((

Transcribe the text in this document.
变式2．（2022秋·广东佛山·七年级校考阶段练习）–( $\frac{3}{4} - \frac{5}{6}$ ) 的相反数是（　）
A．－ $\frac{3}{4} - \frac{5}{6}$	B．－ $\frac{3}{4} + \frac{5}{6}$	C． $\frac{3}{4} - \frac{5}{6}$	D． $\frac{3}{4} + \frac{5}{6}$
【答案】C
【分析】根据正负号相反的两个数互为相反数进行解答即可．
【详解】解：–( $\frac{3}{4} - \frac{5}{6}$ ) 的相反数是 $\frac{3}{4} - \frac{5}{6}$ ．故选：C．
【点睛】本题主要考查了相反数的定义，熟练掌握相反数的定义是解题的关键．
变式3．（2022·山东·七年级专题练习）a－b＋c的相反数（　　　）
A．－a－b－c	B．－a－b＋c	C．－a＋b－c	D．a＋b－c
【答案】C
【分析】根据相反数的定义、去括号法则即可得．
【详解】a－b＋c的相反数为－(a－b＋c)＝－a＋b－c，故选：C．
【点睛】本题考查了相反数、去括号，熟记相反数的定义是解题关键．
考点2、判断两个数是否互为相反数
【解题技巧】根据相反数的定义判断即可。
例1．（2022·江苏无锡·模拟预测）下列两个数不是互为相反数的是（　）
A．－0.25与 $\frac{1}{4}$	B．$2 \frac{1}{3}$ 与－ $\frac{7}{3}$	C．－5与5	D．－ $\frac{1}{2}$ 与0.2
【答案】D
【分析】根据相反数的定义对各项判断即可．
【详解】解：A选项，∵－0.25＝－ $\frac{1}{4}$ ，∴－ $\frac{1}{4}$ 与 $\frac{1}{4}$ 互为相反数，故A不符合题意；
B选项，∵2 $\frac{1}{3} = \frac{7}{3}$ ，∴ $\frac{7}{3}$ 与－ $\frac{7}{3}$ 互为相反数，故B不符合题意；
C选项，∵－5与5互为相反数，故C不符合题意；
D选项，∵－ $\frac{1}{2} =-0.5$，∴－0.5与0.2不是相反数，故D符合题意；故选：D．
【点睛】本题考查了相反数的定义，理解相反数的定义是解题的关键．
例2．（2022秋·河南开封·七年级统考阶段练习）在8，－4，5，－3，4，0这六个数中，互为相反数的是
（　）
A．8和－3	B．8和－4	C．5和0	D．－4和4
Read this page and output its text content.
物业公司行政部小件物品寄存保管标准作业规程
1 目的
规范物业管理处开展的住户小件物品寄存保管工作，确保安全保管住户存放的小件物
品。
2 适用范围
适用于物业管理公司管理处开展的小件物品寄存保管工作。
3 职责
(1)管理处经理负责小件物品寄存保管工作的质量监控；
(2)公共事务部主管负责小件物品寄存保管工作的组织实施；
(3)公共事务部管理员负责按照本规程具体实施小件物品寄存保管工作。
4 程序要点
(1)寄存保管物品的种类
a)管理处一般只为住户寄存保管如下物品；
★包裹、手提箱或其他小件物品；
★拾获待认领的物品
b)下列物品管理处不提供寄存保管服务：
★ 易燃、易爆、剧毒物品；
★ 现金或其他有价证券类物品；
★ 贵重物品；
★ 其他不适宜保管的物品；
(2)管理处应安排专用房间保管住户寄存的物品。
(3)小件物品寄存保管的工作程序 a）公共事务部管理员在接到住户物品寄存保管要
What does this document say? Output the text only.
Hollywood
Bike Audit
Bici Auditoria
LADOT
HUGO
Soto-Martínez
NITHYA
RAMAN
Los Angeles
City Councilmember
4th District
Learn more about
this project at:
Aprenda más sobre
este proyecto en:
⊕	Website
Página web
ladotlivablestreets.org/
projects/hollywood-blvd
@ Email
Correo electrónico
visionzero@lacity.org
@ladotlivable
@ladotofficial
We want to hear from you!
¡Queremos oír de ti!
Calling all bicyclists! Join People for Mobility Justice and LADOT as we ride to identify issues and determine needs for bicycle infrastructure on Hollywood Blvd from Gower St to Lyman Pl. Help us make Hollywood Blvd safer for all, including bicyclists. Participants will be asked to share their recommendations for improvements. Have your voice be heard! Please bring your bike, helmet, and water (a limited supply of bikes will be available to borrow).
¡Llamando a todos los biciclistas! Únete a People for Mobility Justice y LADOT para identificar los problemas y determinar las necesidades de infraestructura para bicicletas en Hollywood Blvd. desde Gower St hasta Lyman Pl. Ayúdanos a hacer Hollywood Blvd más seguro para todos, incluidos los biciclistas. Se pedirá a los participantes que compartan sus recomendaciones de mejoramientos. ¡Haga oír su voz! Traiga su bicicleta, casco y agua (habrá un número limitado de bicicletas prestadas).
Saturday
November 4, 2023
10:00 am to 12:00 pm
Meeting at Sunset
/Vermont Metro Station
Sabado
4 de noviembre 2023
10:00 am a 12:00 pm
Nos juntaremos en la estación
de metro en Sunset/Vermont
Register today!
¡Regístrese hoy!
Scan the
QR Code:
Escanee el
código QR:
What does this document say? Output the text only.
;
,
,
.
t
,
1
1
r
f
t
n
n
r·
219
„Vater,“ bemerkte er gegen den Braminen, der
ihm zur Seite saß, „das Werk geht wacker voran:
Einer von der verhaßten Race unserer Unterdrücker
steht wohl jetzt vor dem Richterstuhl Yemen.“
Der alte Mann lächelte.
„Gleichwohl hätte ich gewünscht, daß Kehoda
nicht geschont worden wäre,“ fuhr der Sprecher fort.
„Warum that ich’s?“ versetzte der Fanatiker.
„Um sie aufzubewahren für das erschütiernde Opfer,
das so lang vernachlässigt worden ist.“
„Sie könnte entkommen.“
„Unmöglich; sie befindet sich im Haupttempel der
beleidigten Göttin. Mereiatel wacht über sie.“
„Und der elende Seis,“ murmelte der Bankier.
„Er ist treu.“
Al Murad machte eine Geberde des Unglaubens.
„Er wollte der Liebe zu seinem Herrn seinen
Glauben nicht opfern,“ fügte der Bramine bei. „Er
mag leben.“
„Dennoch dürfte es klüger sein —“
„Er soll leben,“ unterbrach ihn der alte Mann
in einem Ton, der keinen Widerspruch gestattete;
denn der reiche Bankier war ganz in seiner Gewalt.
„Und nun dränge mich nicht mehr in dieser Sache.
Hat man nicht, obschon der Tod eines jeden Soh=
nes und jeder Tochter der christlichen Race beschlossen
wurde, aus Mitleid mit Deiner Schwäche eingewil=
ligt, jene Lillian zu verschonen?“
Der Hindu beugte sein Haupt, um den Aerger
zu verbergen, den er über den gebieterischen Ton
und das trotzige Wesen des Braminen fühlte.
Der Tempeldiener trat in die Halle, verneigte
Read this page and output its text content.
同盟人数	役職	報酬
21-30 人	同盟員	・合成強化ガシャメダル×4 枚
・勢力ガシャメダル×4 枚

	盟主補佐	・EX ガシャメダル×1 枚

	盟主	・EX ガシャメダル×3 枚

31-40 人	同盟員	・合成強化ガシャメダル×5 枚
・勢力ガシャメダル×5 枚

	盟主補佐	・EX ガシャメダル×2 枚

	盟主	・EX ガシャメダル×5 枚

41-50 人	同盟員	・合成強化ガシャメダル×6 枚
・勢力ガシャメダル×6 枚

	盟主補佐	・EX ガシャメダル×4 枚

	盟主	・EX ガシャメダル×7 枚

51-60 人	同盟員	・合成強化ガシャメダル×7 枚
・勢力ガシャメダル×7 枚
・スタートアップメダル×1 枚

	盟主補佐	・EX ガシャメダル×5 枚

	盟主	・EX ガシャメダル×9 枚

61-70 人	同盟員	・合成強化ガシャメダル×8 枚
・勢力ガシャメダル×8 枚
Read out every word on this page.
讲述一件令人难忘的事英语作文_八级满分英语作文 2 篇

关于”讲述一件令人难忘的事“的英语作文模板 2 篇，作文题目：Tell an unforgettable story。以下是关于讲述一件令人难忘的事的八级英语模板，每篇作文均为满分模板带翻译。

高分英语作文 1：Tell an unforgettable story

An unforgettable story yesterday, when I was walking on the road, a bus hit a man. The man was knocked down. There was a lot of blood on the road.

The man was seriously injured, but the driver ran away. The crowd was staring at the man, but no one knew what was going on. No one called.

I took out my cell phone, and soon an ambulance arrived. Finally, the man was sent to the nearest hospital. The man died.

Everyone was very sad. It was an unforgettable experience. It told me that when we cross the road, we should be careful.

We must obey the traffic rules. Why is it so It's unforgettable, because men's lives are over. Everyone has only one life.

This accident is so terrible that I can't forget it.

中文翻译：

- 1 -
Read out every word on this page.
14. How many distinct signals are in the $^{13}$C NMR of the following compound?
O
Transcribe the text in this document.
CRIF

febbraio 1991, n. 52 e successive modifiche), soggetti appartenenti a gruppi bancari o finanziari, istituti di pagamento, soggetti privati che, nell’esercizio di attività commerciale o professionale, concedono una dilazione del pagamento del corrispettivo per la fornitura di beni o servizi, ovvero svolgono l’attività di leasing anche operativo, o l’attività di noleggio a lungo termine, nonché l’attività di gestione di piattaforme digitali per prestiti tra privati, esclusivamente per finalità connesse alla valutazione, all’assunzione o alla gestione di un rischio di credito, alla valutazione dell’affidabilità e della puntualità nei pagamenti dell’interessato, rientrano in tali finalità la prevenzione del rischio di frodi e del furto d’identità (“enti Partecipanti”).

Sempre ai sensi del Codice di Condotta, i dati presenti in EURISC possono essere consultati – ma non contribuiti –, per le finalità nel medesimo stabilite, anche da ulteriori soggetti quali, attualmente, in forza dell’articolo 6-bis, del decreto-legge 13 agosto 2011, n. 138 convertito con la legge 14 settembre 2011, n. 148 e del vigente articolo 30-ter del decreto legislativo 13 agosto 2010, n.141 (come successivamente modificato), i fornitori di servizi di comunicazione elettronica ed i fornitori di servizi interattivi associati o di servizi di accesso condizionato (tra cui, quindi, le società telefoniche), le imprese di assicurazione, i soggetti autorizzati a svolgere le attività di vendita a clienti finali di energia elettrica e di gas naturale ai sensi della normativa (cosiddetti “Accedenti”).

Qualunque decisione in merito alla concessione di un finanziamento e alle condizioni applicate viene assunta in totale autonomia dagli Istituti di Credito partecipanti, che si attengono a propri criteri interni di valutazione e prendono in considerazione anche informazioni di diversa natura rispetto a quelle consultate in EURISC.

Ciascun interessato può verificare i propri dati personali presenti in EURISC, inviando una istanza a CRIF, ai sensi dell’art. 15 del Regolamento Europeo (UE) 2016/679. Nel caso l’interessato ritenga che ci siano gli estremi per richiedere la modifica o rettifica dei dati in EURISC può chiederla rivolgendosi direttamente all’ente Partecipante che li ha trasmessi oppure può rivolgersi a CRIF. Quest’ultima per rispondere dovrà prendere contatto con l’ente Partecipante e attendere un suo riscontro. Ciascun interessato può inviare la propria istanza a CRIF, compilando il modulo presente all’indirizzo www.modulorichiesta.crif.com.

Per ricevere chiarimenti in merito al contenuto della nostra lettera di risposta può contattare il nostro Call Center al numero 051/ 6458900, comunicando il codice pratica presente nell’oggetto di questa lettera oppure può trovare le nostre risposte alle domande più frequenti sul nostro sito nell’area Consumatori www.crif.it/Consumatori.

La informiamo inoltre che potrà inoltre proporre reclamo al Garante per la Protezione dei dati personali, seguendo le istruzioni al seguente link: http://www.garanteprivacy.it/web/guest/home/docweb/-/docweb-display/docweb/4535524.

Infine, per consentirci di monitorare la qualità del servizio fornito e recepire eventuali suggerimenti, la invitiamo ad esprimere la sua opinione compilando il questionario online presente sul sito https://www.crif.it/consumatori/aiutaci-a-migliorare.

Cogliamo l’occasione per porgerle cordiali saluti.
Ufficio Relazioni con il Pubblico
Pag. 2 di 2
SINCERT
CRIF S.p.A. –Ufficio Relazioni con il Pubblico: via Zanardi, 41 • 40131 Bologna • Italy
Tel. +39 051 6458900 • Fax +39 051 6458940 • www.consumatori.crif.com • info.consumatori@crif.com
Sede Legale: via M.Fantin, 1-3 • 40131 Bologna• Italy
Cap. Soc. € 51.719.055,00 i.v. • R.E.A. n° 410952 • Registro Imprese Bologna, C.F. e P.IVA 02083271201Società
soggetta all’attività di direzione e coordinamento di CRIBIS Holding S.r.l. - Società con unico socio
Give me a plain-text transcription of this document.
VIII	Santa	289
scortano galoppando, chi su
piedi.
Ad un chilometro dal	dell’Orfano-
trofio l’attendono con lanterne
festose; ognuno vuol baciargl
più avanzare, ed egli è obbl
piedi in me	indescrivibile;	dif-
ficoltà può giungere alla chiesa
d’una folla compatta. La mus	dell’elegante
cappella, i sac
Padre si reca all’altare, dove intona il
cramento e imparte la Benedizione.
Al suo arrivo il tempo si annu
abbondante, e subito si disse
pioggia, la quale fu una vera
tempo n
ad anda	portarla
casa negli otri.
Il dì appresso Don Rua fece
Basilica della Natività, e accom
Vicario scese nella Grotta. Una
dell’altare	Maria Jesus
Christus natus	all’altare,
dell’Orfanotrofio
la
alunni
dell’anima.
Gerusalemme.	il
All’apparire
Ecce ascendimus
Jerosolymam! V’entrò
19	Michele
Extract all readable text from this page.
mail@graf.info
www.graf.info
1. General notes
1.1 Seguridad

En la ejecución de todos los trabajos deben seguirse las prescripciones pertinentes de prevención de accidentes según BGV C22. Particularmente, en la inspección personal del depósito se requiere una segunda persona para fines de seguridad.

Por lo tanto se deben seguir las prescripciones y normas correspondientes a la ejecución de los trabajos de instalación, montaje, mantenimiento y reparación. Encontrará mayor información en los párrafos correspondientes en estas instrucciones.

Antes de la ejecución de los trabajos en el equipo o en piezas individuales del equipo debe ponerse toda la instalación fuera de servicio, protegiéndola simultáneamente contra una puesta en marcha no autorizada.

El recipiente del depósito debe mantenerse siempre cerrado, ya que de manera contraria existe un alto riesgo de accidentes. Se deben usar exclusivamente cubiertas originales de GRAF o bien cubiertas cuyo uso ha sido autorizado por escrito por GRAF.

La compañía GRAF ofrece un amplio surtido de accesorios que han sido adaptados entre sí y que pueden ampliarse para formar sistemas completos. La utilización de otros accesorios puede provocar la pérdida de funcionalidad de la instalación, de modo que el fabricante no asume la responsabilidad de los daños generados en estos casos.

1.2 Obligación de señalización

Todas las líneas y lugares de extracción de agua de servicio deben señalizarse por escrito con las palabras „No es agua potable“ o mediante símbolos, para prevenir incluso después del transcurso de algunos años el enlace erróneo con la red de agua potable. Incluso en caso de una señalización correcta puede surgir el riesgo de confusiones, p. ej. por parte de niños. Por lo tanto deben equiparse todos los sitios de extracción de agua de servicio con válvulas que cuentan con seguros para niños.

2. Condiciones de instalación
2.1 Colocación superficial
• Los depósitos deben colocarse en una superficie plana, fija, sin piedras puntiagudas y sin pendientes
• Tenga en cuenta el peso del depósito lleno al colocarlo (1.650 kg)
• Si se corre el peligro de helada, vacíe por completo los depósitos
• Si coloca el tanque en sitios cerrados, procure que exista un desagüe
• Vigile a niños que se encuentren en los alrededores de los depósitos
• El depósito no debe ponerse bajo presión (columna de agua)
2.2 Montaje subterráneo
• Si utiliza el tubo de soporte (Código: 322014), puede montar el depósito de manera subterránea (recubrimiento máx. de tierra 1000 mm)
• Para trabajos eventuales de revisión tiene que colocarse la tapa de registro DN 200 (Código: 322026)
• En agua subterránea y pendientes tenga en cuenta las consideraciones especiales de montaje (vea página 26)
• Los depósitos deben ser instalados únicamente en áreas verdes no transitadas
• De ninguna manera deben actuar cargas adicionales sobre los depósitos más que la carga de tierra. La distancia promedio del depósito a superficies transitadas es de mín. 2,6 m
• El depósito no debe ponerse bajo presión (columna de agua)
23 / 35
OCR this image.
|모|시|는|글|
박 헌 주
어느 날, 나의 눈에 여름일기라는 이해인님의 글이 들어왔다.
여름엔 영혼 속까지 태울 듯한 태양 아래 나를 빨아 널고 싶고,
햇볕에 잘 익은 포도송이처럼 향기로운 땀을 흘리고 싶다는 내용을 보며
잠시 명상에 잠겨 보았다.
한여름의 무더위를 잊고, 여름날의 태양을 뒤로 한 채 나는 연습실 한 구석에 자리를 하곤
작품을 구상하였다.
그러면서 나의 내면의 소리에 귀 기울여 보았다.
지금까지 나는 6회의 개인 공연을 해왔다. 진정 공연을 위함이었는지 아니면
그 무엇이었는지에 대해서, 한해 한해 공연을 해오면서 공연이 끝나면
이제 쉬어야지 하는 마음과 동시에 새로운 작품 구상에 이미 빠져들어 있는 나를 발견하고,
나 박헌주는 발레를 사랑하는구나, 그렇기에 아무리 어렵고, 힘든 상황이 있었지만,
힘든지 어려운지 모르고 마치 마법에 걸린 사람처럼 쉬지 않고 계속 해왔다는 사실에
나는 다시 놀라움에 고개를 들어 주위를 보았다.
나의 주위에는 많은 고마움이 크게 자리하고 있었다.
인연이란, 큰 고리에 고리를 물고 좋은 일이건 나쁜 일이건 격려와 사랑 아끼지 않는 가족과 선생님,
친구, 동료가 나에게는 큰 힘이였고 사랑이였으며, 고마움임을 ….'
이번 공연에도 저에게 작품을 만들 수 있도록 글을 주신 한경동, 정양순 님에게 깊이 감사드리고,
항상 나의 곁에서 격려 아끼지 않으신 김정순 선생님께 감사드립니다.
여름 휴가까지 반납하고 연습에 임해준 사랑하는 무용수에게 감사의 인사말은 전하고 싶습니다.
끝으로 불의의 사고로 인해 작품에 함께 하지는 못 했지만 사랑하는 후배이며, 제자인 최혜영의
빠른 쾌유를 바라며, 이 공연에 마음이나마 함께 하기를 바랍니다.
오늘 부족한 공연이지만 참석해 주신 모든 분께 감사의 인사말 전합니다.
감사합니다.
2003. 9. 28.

))

* **Exercise task**:
Gather and return every line that holds the string "road".

* **Exercise output**:
An unforgettable story yesterday, when I was walking on the road, a bus hit a man. The man was knocked down. There was a lot of blood on the road.
Everyone was very sad. It was an unforgettable experience. It told me that when we cross the road, we should be careful.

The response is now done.